Work to complete - Print the section of the football recap below between "The bright side" and "into Week 5.", inclusive.

Source extract -
= = = = =

Brown himself is facing minimal pressure to score on every possession thanks to a Hawk defense that’s allowing fewer points than ever, a blessing that not every elite QB gets to have.

Festus 56, DeSoto 6

Festus High finds a way to make a statement in its second straight “cupcake” outing of September, getting off to a roaring start against DeSoto’s improved Varsity Dragons, and not allowing Russ Schmidt’s team to hang around for a half as it did against North County the previous Friday. QB Essien Smith is working on piling-up the 25,862 rush yards that The Geek predicted for his senior campaign. However, Smith will need to be sharp through the air against Hillsboro this Friday, given that the Tigers have developed less of a dynamic “rotation” passing game in 2024 than in 2022-23. Coach Ofodile’s young project Parker Perry had a bad night against DeSoto (at least for a kid winning by 50 points), casting doubts on how many times he’ll see the gridiron at Leon Hall.

Confluence 27, Crystal City 16

Well, it’s happened. Crystal City has gone into a bona-fide slump again, going 0-2 in 2 weeks on the home field where nary an opponent had won in the months of November ’22 through August of 2024. Last week, the Hornets were responsible for fumbling-away a lead against Bayless High. On Friday, it was the Sunken Place’s coaches who blew the shot, taking the CCHS offense out of what had been working, and calling exceptionally risky plays at the worst times, almost as if they were calling a practice, and not a game.

CCHS coaches also gave up while within striking distance of a comeback with 1:00 to go, a party foul that angered The Gridiron Geek and may have hurt the morale at 1-3 Crystal City further. CCHS’ special teams had just made a play to give Bradley’s Farm the bean inside the opposing 30, ONE Nolan Eisenbeis TD pass and ONE more special teams play away from a potentially game-saving rally. Adam Sims claiming to be booked-up on the history of Crystal City football is great, but he should probably get some footage of Crystal City’s team from the past 3 years, and see whether they ever quit with a 10-or-so point deficit late in a game. (Hint: No they didn’t.) It’s almost as if Sims wanted to “protect” just an 11-point loss against Class 4. Northwest didn’t have nearly the field position as Crystal City did when down by 9+ points at the end of Friday’s bout, but NHS tried to win – in thrilling style – instead of handing-off and trudging off the field.

The bright side is that Crystal City is still standing #3 in a 9-up Class 1 District, as the division goes through the syndrome that MAC Standings go through early in each college year when the conference is playing the Power-5. Losing to Class 4 in the regular season doesn’t hurt a Class 1 program’s standing that badly, and hosting a Week 11 quarterfinal is still a goal in sight. There’s a lot more weeks ahead for CCHS to recover from this slump as opposed to the Weeks 7-9 slump of 2023, and just think of how that turned out. We simply hope that Crystal City scouts ITSELF as much as its scouts Gateway Tech going into Week 5.

Windsor 34, Clayton 32

Elevator…WHA? Windsor fares poorly and nearly blows its Homecoming Game (this happens when you schedule them at weird times of the year, people!!!) against one of the worst Large School programs of STL in the 2020s. It’s hard to tell if WHS has done enough to stay ahead of Herky in Week 5’s Power Poll.

= = = = =

Given information -
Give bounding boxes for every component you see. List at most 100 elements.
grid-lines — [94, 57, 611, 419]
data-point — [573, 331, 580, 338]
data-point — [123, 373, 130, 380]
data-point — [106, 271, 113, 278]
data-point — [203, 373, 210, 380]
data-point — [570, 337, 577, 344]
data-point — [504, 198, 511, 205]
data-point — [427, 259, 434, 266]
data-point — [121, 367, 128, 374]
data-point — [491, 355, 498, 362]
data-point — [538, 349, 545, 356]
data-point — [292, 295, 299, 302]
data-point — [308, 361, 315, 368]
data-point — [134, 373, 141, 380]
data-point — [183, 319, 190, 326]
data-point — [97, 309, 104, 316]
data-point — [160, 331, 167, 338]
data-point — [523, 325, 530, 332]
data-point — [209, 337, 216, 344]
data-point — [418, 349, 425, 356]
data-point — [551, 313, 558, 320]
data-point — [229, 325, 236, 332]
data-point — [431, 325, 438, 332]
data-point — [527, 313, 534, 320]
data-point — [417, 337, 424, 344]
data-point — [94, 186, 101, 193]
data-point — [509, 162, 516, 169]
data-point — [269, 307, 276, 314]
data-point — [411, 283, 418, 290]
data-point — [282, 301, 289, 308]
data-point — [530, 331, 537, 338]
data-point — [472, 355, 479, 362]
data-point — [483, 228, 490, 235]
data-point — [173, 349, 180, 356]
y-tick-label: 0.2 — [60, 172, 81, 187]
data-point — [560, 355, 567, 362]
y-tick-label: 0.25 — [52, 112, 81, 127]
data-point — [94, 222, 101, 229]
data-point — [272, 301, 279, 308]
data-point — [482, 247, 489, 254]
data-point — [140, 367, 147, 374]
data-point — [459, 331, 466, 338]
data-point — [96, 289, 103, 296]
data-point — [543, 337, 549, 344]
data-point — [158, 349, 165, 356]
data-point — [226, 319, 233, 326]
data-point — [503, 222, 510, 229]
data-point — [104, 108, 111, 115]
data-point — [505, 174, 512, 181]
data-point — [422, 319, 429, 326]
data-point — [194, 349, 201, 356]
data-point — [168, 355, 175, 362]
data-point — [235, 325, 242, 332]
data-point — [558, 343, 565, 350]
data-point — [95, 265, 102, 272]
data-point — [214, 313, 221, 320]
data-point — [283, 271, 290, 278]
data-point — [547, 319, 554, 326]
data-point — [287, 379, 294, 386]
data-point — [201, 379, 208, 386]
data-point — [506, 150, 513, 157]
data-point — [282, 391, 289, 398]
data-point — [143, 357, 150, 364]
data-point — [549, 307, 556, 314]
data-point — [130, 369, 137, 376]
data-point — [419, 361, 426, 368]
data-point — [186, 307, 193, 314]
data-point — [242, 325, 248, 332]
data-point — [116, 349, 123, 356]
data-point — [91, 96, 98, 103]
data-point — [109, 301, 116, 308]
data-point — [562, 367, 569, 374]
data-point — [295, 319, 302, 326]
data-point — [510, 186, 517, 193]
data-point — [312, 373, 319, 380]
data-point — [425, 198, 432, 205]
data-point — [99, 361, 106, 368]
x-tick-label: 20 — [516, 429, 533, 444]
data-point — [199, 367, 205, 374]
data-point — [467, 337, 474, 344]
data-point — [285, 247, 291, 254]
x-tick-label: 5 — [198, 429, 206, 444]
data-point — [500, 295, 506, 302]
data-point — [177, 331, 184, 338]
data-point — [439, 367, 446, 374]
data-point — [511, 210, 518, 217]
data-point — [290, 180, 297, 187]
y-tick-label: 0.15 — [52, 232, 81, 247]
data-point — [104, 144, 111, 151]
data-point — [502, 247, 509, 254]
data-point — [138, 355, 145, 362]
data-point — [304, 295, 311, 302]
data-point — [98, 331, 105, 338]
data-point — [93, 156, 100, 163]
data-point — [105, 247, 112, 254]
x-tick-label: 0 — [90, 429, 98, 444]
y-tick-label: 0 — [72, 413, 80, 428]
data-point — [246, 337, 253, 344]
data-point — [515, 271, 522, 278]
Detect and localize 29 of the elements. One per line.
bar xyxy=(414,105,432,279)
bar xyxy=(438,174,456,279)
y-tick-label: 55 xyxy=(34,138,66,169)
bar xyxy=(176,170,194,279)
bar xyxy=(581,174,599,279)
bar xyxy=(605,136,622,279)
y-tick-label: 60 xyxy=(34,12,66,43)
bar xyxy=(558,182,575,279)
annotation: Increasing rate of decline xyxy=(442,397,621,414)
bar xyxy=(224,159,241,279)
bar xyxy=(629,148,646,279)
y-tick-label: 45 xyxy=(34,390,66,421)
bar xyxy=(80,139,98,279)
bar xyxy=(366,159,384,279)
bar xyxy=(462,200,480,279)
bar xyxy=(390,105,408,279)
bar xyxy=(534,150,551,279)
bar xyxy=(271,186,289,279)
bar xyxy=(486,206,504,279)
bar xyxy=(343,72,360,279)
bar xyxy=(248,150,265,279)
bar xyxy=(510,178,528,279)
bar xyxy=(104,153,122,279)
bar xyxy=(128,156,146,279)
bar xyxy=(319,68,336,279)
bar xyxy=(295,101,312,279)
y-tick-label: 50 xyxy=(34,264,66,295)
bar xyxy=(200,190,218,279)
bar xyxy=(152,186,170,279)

= = = = =

Reply to the exercise -
The bright side is that Crystal City is still standing #3 in a 9-up Class 1 District, as the division goes through the syndrome that MAC Standings go through early in each college year when the conference is playing the Power-5. Losing to Class 4 in the regular season doesn’t hurt a Class 1 program’s standing that badly, and hosting a Week 11 quarterfinal is still a goal in sight. There’s a lot more weeks ahead for CCHS to recover from this slump as opposed to the Weeks 7-9 slump of 2023, and just think of how that turned out. We simply hope that Crystal City scouts ITSELF as much as its scouts Gateway Tech going into Week 5.